__Aim of the task__: Set the listing down again in full, word for word, with the pictures left out.

==== Records provided

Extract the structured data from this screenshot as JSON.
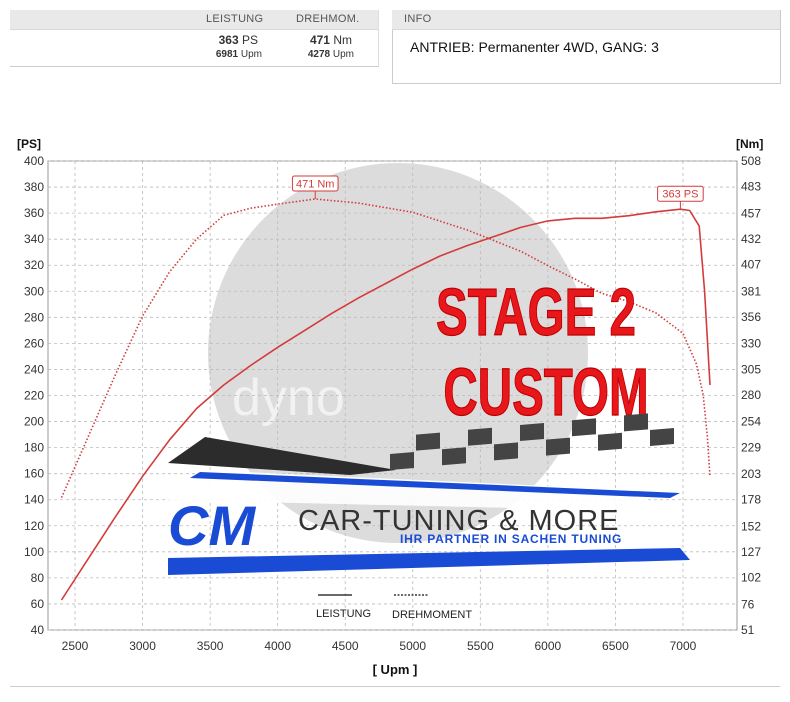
{
  "performance": {
    "headers": [
      "LEISTUNG",
      "DREHMOM."
    ],
    "power": {
      "value": "363",
      "unit": "PS",
      "rpm": "6981",
      "rpm_unit": "Upm"
    },
    "torque": {
      "value": "471",
      "unit": "Nm",
      "rpm": "4278",
      "rpm_unit": "Upm"
    }
  },
  "info": {
    "header": "INFO",
    "text": "ANTRIEB: Permanenter 4WD,  GANG: 3"
  },
  "overlay": {
    "stage_line1": "STAGE 2",
    "stage_line2": "CUSTOM",
    "brand_big": "CM",
    "brand_title": "CAR-TUNING & MORE",
    "brand_sub": "IHR PARTNER IN SACHEN TUNING",
    "watermark": "dyno"
  },
  "colors": {
    "curve": "#d43b3b",
    "stage_text": "#e8171b",
    "brand_blue": "#1a4bd4",
    "checker": "#444444"
  },
  "chart_data": {
    "type": "line",
    "xlabel": "[ Upm ]",
    "ylabel_left": "[PS]",
    "ylabel_right": "[Nm]",
    "xlim": [
      2300,
      7400
    ],
    "ylim_left": [
      40,
      400
    ],
    "ylim_right": [
      51,
      508
    ],
    "x_ticks": [
      2500,
      3000,
      3500,
      4000,
      4500,
      5000,
      5500,
      6000,
      6500,
      7000
    ],
    "y_ticks_left": [
      40,
      60,
      80,
      100,
      120,
      140,
      160,
      180,
      200,
      220,
      240,
      260,
      280,
      300,
      320,
      340,
      360,
      380,
      400
    ],
    "y_ticks_right": [
      51,
      76,
      102,
      127,
      152,
      178,
      203,
      229,
      254,
      280,
      305,
      330,
      356,
      381,
      407,
      432,
      457,
      483,
      508
    ],
    "grid": true,
    "legend": {
      "position": "bottom-center",
      "entries": [
        "LEISTUNG",
        "DREHMOMENT"
      ]
    },
    "series": [
      {
        "name": "LEISTUNG",
        "axis": "left",
        "style": "solid",
        "x": [
          2400,
          2600,
          2800,
          3000,
          3200,
          3400,
          3600,
          3800,
          4000,
          4200,
          4400,
          4600,
          4800,
          5000,
          5200,
          5400,
          5600,
          5800,
          6000,
          6200,
          6400,
          6600,
          6800,
          6981,
          7050,
          7120,
          7160,
          7200
        ],
        "y": [
          63,
          95,
          127,
          158,
          186,
          210,
          228,
          243,
          257,
          270,
          283,
          295,
          306,
          317,
          327,
          335,
          342,
          349,
          354,
          356,
          356,
          358,
          361,
          363,
          362,
          350,
          300,
          228
        ]
      },
      {
        "name": "DREHMOMENT",
        "axis": "right",
        "style": "dotted",
        "x": [
          2400,
          2600,
          2800,
          3000,
          3200,
          3400,
          3600,
          3800,
          4000,
          4278,
          4600,
          5000,
          5400,
          5800,
          6000,
          6200,
          6400,
          6600,
          6800,
          7000,
          7100,
          7150,
          7180,
          7200
        ],
        "y": [
          180,
          240,
          300,
          357,
          400,
          432,
          455,
          462,
          466,
          471,
          467,
          458,
          441,
          420,
          406,
          393,
          379,
          371,
          360,
          340,
          310,
          280,
          240,
          200
        ]
      }
    ],
    "annotations": [
      {
        "text": "471 Nm",
        "x": 4278,
        "y": 471,
        "axis": "right"
      },
      {
        "text": "363 PS",
        "x": 6981,
        "y": 363,
        "axis": "left"
      }
    ]
  }
}
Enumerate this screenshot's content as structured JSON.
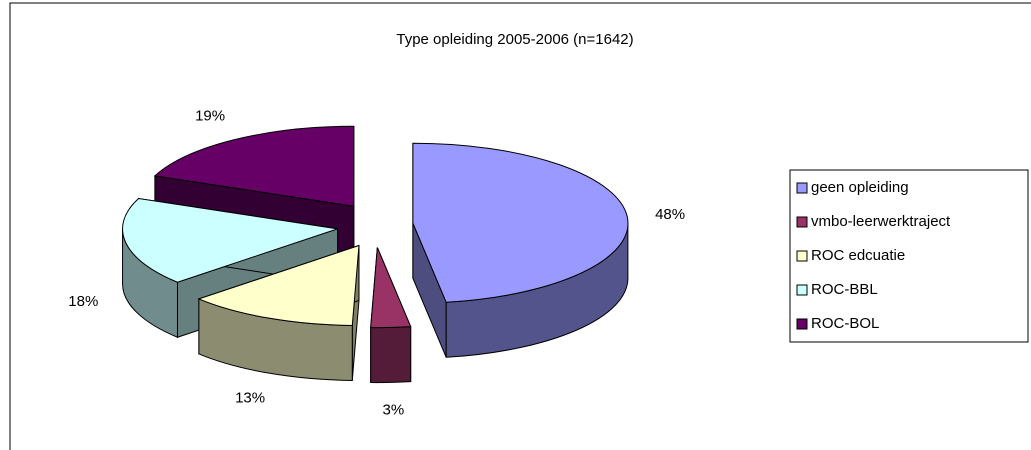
{
  "chart_data": {
    "type": "pie3d",
    "title": "Type opleiding 2005-2006 (n=1642)",
    "categories": [
      "geen opleiding",
      "vmbo-leerwerktraject",
      "ROC edcuatie",
      "ROC-BBL",
      "ROC-BOL"
    ],
    "values": [
      48,
      3,
      13,
      18,
      19
    ],
    "value_labels": [
      "48%",
      "3%",
      "13%",
      "18%",
      "19%"
    ],
    "colors": [
      "#9999ff",
      "#993366",
      "#ffffcc",
      "#ccffff",
      "#660066"
    ],
    "legend": "right"
  }
}
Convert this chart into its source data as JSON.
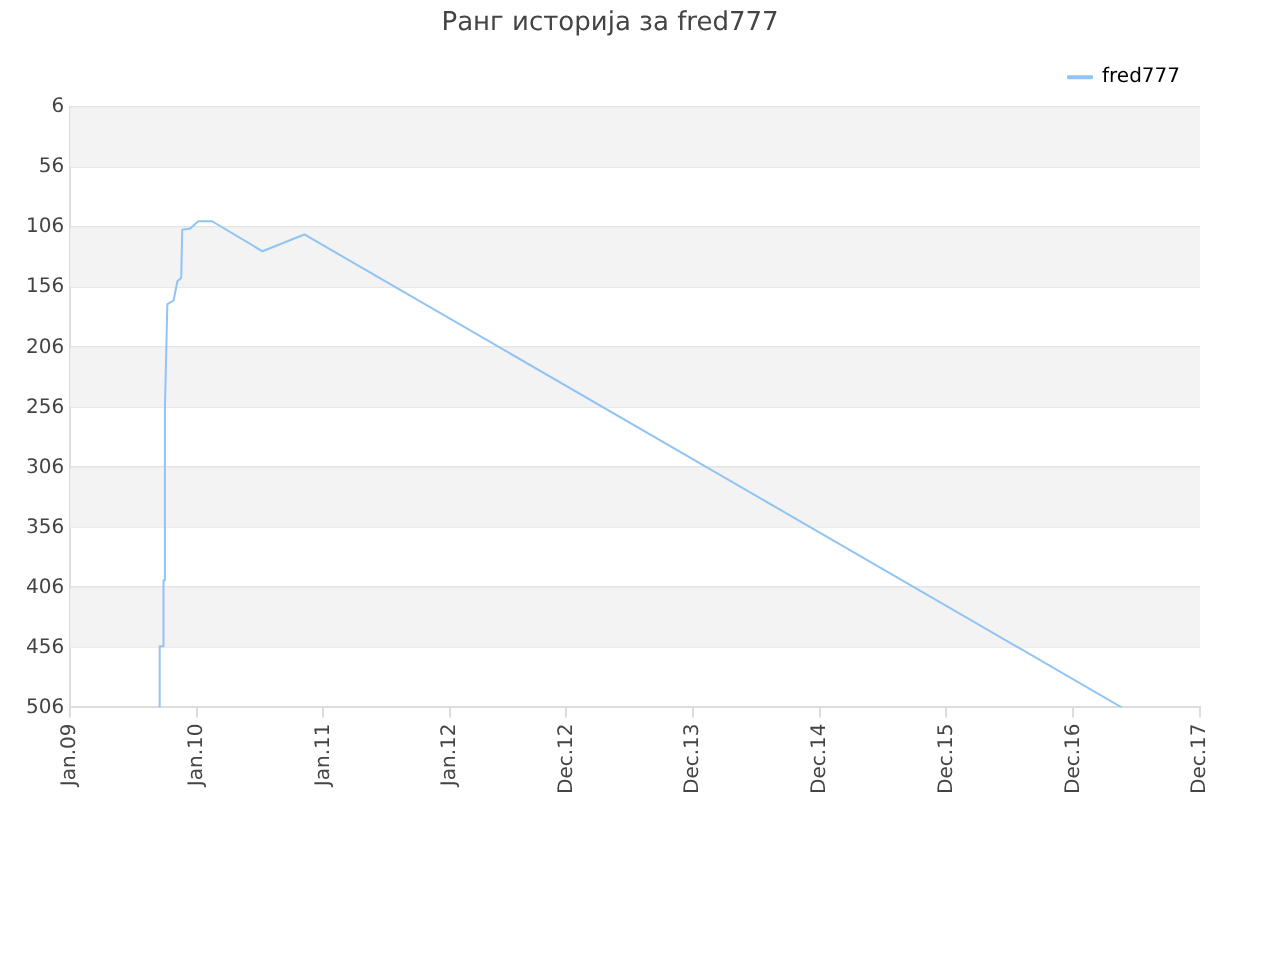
{
  "chart_data": {
    "type": "line",
    "title": "Ранг историја за fred777",
    "x": [
      "2009-09-16",
      "2009-09-16",
      "2009-09-27",
      "2009-09-27",
      "2009-10-01",
      "2009-10-01",
      "2009-10-08",
      "2009-10-26",
      "2009-11-06",
      "2009-11-17",
      "2009-11-20",
      "2009-12-13",
      "2010-01-05",
      "2010-02-14",
      "2010-07-09",
      "2010-11-07",
      "2017-04-20"
    ],
    "series": [
      {
        "name": "fred777",
        "color": "#90c4f4",
        "values": [
          506,
          455,
          455,
          400,
          400,
          258,
          170,
          167,
          151,
          148,
          108,
          107,
          101,
          101,
          126,
          112,
          506
        ]
      }
    ],
    "xlim": [
      "2009-01-01",
      "2017-12-01"
    ],
    "xticks": [
      {
        "value": "2009-01-01",
        "label": "Jan.09"
      },
      {
        "value": "2010-01-01",
        "label": "Jan.10"
      },
      {
        "value": "2011-01-01",
        "label": "Jan.11"
      },
      {
        "value": "2012-01-01",
        "label": "Jan.12"
      },
      {
        "value": "2012-12-01",
        "label": "Dec.12"
      },
      {
        "value": "2013-12-01",
        "label": "Dec.13"
      },
      {
        "value": "2014-12-01",
        "label": "Dec.14"
      },
      {
        "value": "2015-12-01",
        "label": "Dec.15"
      },
      {
        "value": "2016-12-01",
        "label": "Dec.16"
      },
      {
        "value": "2017-12-01",
        "label": "Dec.17"
      }
    ],
    "ylim": [
      506,
      6
    ],
    "yticks": [
      6,
      56,
      106,
      156,
      206,
      256,
      306,
      356,
      406,
      456,
      506
    ],
    "grid": "y",
    "legend": "top right",
    "marker": "none",
    "line_style": "solid"
  }
}
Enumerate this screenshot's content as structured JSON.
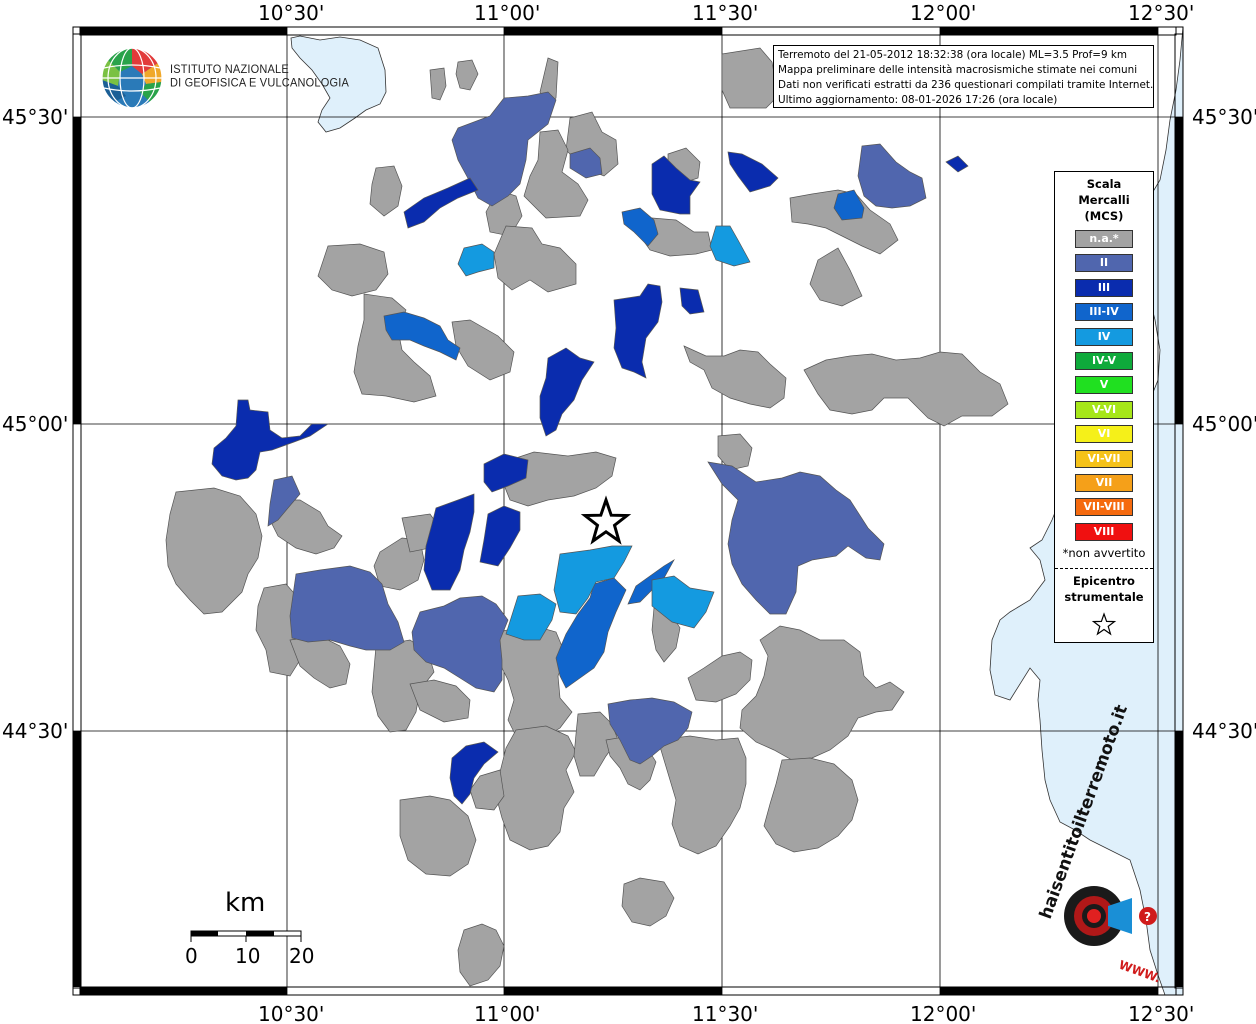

========

__Worked answer__:
Extract the structured data from this screenshot as JSON.
{
  "performance": {
    "headers": [
      "LEISTUNG",
      "DREHMOM."
    ],
    "power": {
      "value": "363",
      "unit": "PS",
      "rpm": "6981",
      "rpm_unit": "Upm"
    },
    "torque": {
      "value": "471",
      "unit": "Nm",
      "rpm": "4278",
      "rpm_unit": "Upm"
    }
  },
  "info": {
    "header": "INFO",
    "text": "ANTRIEB: Permanenter 4WD,  GANG: 3"
  },
  "overlay": {
    "stage_line1": "STAGE 2",
    "stage_line2": "CUSTOM",
    "brand_big": "CM",
    "brand_title": "CAR-TUNING & MORE",
    "brand_sub": "IHR PARTNER IN SACHEN TUNING",
    "watermark": "dyno"
  },
  "colors": {
    "curve": "#d43b3b",
    "stage_text": "#e8171b",
    "brand_blue": "#1a4bd4",
    "checker": "#444444"
  },
  "chart_data": {
    "type": "line",
    "xlabel": "[ Upm ]",
    "ylabel_left": "[PS]",
    "ylabel_right": "[Nm]",
    "xlim": [
      2300,
      7400
    ],
    "ylim_left": [
      40,
      400
    ],
    "ylim_right": [
      51,
      508
    ],
    "x_ticks": [
      2500,
      3000,
      3500,
      4000,
      4500,
      5000,
      5500,
      6000,
      6500,
      7000
    ],
    "y_ticks_left": [
      40,
      60,
      80,
      100,
      120,
      140,
      160,
      180,
      200,
      220,
      240,
      260,
      280,
      300,
      320,
      340,
      360,
      380,
      400
    ],
    "y_ticks_right": [
      51,
      76,
      102,
      127,
      152,
      178,
      203,
      229,
      254,
      280,
      305,
      330,
      356,
      381,
      407,
      432,
      457,
      483,
      508
    ],
    "grid": true,
    "legend": {
      "position": "bottom-center",
      "entries": [
        "LEISTUNG",
        "DREHMOMENT"
      ]
    },
    "series": [
      {
        "name": "LEISTUNG",
        "axis": "left",
        "style": "solid",
        "x": [
          2400,
          2600,
          2800,
          3000,
          3200,
          3400,
          3600,
          3800,
          4000,
          4200,
          4400,
          4600,
          4800,
          5000,
          5200,
          5400,
          5600,
          5800,
          6000,
          6200,
          6400,
          6600,
          6800,
          6981,
          7050,
          7120,
          7160,
          7200
        ],
        "y": [
          63,
          95,
          127,
          158,
          186,
          210,
          228,
          243,
          257,
          270,
          283,
          295,
          306,
          317,
          327,
          335,
          342,
          349,
          354,
          356,
          356,
          358,
          361,
          363,
          362,
          350,
          300,
          228
        ]
      },
      {
        "name": "DREHMOMENT",
        "axis": "right",
        "style": "dotted",
        "x": [
          2400,
          2600,
          2800,
          3000,
          3200,
          3400,
          3600,
          3800,
          4000,
          4278,
          4600,
          5000,
          5400,
          5800,
          6000,
          6200,
          6400,
          6600,
          6800,
          7000,
          7100,
          7150,
          7180,
          7200
        ],
        "y": [
          180,
          240,
          300,
          357,
          400,
          432,
          455,
          462,
          466,
          471,
          467,
          458,
          441,
          420,
          406,
          393,
          379,
          371,
          360,
          340,
          310,
          280,
          240,
          200
        ]
      }
    ],
    "annotations": [
      {
        "text": "471 Nm",
        "x": 4278,
        "y": 471,
        "axis": "right"
      },
      {
        "text": "363 PS",
        "x": 6981,
        "y": 363,
        "axis": "left"
      }
    ]
  }
}
Enumerate this screenshot's content as structured JSON.
{
  "chart_data": {
    "type": "pie3d",
    "title": "Type opleiding 2005-2006 (n=1642)",
    "categories": [
      "geen opleiding",
      "vmbo-leerwerktraject",
      "ROC edcuatie",
      "ROC-BBL",
      "ROC-BOL"
    ],
    "values": [
      48,
      3,
      13,
      18,
      19
    ],
    "value_labels": [
      "48%",
      "3%",
      "13%",
      "18%",
      "19%"
    ],
    "colors": [
      "#9999ff",
      "#993366",
      "#ffffcc",
      "#ccffff",
      "#660066"
    ],
    "legend": "right"
  }
}
Convert this chart into its source data as JSON.
{
  "chart_data": {
    "type": "line",
    "title": "Ранг историја за fred777",
    "x": [
      "2009-09-16",
      "2009-09-16",
      "2009-09-27",
      "2009-09-27",
      "2009-10-01",
      "2009-10-01",
      "2009-10-08",
      "2009-10-26",
      "2009-11-06",
      "2009-11-17",
      "2009-11-20",
      "2009-12-13",
      "2010-01-05",
      "2010-02-14",
      "2010-07-09",
      "2010-11-07",
      "2017-04-20"
    ],
    "series": [
      {
        "name": "fred777",
        "color": "#90c4f4",
        "values": [
          506,
          455,
          455,
          400,
          400,
          258,
          170,
          167,
          151,
          148,
          108,
          107,
          101,
          101,
          126,
          112,
          506
        ]
      }
    ],
    "xlim": [
      "2009-01-01",
      "2017-12-01"
    ],
    "xticks": [
      {
        "value": "2009-01-01",
        "label": "Jan.09"
      },
      {
        "value": "2010-01-01",
        "label": "Jan.10"
      },
      {
        "value": "2011-01-01",
        "label": "Jan.11"
      },
      {
        "value": "2012-01-01",
        "label": "Jan.12"
      },
      {
        "value": "2012-12-01",
        "label": "Dec.12"
      },
      {
        "value": "2013-12-01",
        "label": "Dec.13"
      },
      {
        "value": "2014-12-01",
        "label": "Dec.14"
      },
      {
        "value": "2015-12-01",
        "label": "Dec.15"
      },
      {
        "value": "2016-12-01",
        "label": "Dec.16"
      },
      {
        "value": "2017-12-01",
        "label": "Dec.17"
      }
    ],
    "ylim": [
      506,
      6
    ],
    "yticks": [
      6,
      56,
      106,
      156,
      206,
      256,
      306,
      356,
      406,
      456,
      506
    ],
    "grid": "y",
    "legend": "top right",
    "marker": "none",
    "line_style": "solid"
  }
}
Enumerate this screenshot's content as structured JSON.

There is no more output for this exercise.